Instruction: In the items below, locate every line that contains the string "What" and copy each of those lines. Case counts.

Dataset records:
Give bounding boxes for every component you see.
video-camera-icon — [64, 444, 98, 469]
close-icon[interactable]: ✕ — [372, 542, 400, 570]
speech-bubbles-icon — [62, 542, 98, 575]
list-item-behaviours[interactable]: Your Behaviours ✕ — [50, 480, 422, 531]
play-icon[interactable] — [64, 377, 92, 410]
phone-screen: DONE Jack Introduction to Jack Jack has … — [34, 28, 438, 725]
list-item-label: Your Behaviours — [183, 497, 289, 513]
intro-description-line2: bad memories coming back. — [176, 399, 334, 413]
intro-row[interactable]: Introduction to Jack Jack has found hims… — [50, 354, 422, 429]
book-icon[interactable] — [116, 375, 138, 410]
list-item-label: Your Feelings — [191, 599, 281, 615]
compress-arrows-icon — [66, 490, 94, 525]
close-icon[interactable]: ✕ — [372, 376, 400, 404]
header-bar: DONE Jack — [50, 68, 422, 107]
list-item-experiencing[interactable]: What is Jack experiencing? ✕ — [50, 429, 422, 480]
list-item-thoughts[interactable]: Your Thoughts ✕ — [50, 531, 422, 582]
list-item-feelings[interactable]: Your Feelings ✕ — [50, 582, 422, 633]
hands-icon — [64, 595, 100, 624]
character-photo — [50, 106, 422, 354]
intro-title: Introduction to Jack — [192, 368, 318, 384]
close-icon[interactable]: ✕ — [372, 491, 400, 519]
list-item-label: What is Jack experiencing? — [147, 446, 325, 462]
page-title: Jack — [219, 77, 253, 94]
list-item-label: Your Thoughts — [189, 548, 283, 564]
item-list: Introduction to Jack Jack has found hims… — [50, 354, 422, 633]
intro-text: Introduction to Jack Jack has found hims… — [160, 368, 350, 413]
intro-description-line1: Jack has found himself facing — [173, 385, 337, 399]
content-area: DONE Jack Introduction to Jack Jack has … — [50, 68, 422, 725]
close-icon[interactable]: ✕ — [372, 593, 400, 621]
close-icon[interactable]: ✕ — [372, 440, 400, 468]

In response:
list-item-experiencing[interactable]: What is Jack experiencing? ✕ — [50, 429, 422, 480]
list-item-label: What is Jack experiencing? — [147, 446, 325, 462]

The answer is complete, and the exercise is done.